* RECORDED INFORMATION:

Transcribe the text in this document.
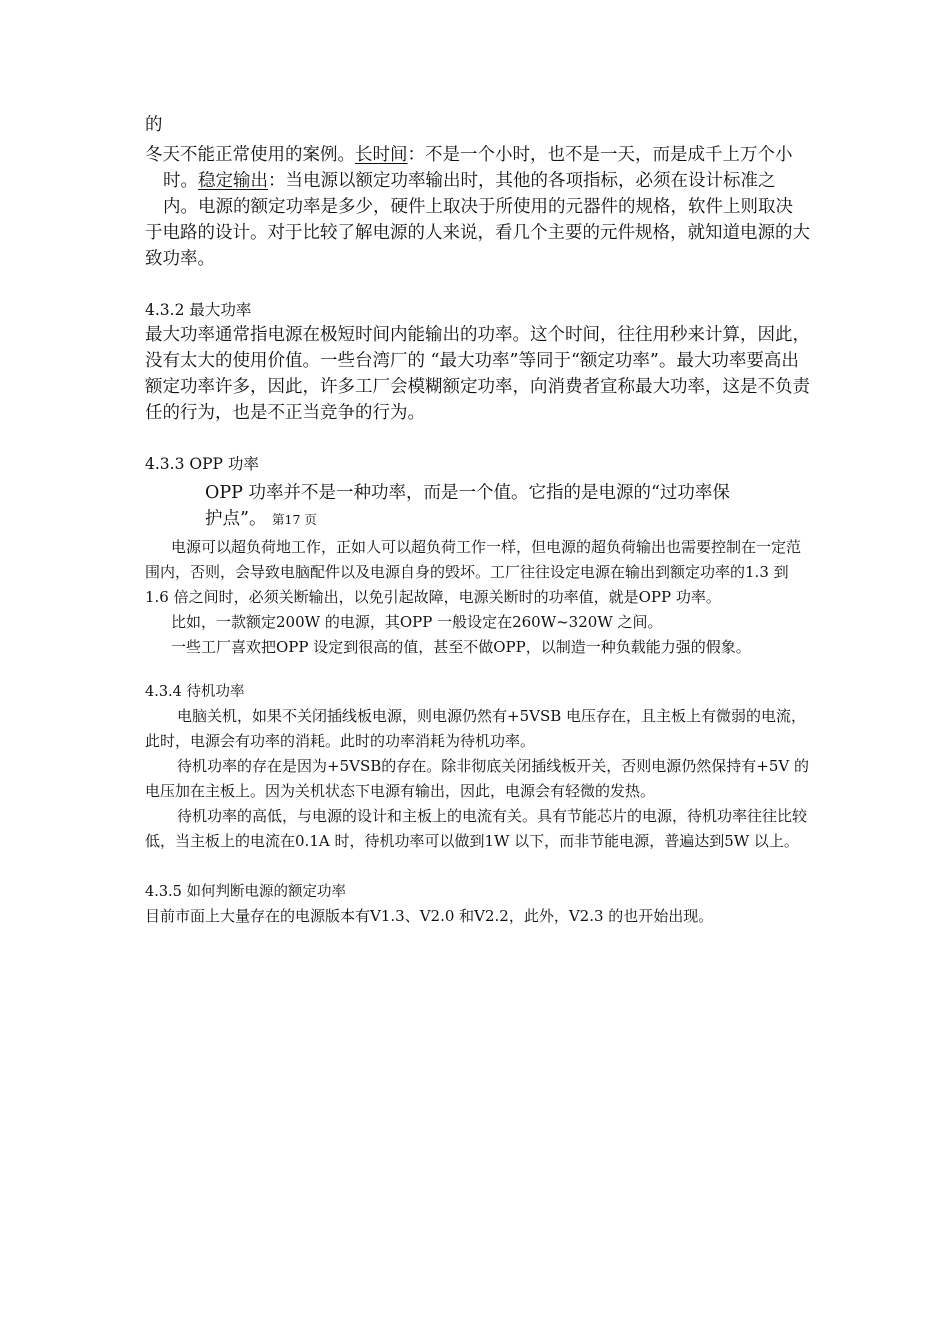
的

冬天不能正常使用的案例。长时间：不是一个小时，也不是一天，而是成千上万个小时。稳定输出：当电源以额定功率输出时，其他的各项指标，必须在设计标准之内。电源的额定功率是多少，硬件上取决于所使用的元器件的规格，软件上则取决

于电路的设计。对于比较了解电源的人来说，看几个主要的元件规格，就知道电源的大致功率。

4.3.2 最大功率

最大功率通常指电源在极短时间内能输出的功率。这个时间，往往用秒来计算，因此，没有太大的使用价值。一些台湾厂的 “最大功率”等同于“额定功率”。最大功率要高出额定功率许多，因此，许多工厂会模糊额定功率，向消费者宣称最大功率，这是不负责任的行为，也是不正当竞争的行为。

4.3.3 OPP 功率

OPP 功率并不是一种功率，而是一个值。它指的是电源的“过功率保
护点”。 第17 页

电源可以超负荷地工作，正如人可以超负荷工作一样，但电源的超负荷输出也需要控制在一定范围内，否则，会导致电脑配件以及电源自身的毁坏。工厂往往设定电源在输出到额定功率的1.3 到1.6 倍之间时，必须关断输出，以免引起故障，电源关断时的功率值，就是OPP 功率。

比如，一款额定200W 的电源，其OPP 一般设定在260W~320W 之间。

一些工厂喜欢把OPP 设定到很高的值，甚至不做OPP，以制造一种负载能力强的假象。

4.3.4 待机功率

电脑关机，如果不关闭插线板电源，则电源仍然有+5VSB 电压存在，且主板上有微弱的电流，此时，电源会有功率的消耗。此时的功率消耗为待机功率。

待机功率的存在是因为+5VSB的存在。除非彻底关闭插线板开关，否则电源仍然保持有+5V 的电压加在主板上。因为关机状态下电源有输出，因此，电源会有轻微的发热。

待机功率的高低，与电源的设计和主板上的电流有关。具有节能芯片的电源，待机功率往往比较低，当主板上的电流在0.1A 时，待机功率可以做到1W 以下，而非节能电源，普遍达到5W 以上。

4.3.5 如何判断电源的额定功率

目前市面上大量存在的电源版本有V1.3、V2.0 和V2.2，此外，V2.3 的也开始出现。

* PROBLEM DESCRIPTION:
Return every line of the records exactly as given, pictures excluded.

* THE SOLUTION:
Transcribe the text in this document.
的

冬天不能正常使用的案例。长时间：不是一个小时，也不是一天，而是成千上万个小时。稳定输出：当电源以额定功率输出时，其他的各项指标，必须在设计标准之内。电源的额定功率是多少，硬件上取决于所使用的元器件的规格，软件上则取决

于电路的设计。对于比较了解电源的人来说，看几个主要的元件规格，就知道电源的大致功率。

4.3.2 最大功率

最大功率通常指电源在极短时间内能输出的功率。这个时间，往往用秒来计算，因此，没有太大的使用价值。一些台湾厂的 “最大功率”等同于“额定功率”。最大功率要高出额定功率许多，因此，许多工厂会模糊额定功率，向消费者宣称最大功率，这是不负责任的行为，也是不正当竞争的行为。

4.3.3 OPP 功率

OPP 功率并不是一种功率，而是一个值。它指的是电源的“过功率保
护点”。 第17 页

电源可以超负荷地工作，正如人可以超负荷工作一样，但电源的超负荷输出也需要控制在一定范围内，否则，会导致电脑配件以及电源自身的毁坏。工厂往往设定电源在输出到额定功率的1.3 到1.6 倍之间时，必须关断输出，以免引起故障，电源关断时的功率值，就是OPP 功率。

比如，一款额定200W 的电源，其OPP 一般设定在260W~320W 之间。

一些工厂喜欢把OPP 设定到很高的值，甚至不做OPP，以制造一种负载能力强的假象。

4.3.4 待机功率

电脑关机，如果不关闭插线板电源，则电源仍然有+5VSB 电压存在，且主板上有微弱的电流，此时，电源会有功率的消耗。此时的功率消耗为待机功率。

待机功率的存在是因为+5VSB的存在。除非彻底关闭插线板开关，否则电源仍然保持有+5V 的电压加在主板上。因为关机状态下电源有输出，因此，电源会有轻微的发热。

待机功率的高低，与电源的设计和主板上的电流有关。具有节能芯片的电源，待机功率往往比较低，当主板上的电流在0.1A 时，待机功率可以做到1W 以下，而非节能电源，普遍达到5W 以上。

4.3.5 如何判断电源的额定功率

目前市面上大量存在的电源版本有V1.3、V2.0 和V2.2，此外，V2.3 的也开始出现。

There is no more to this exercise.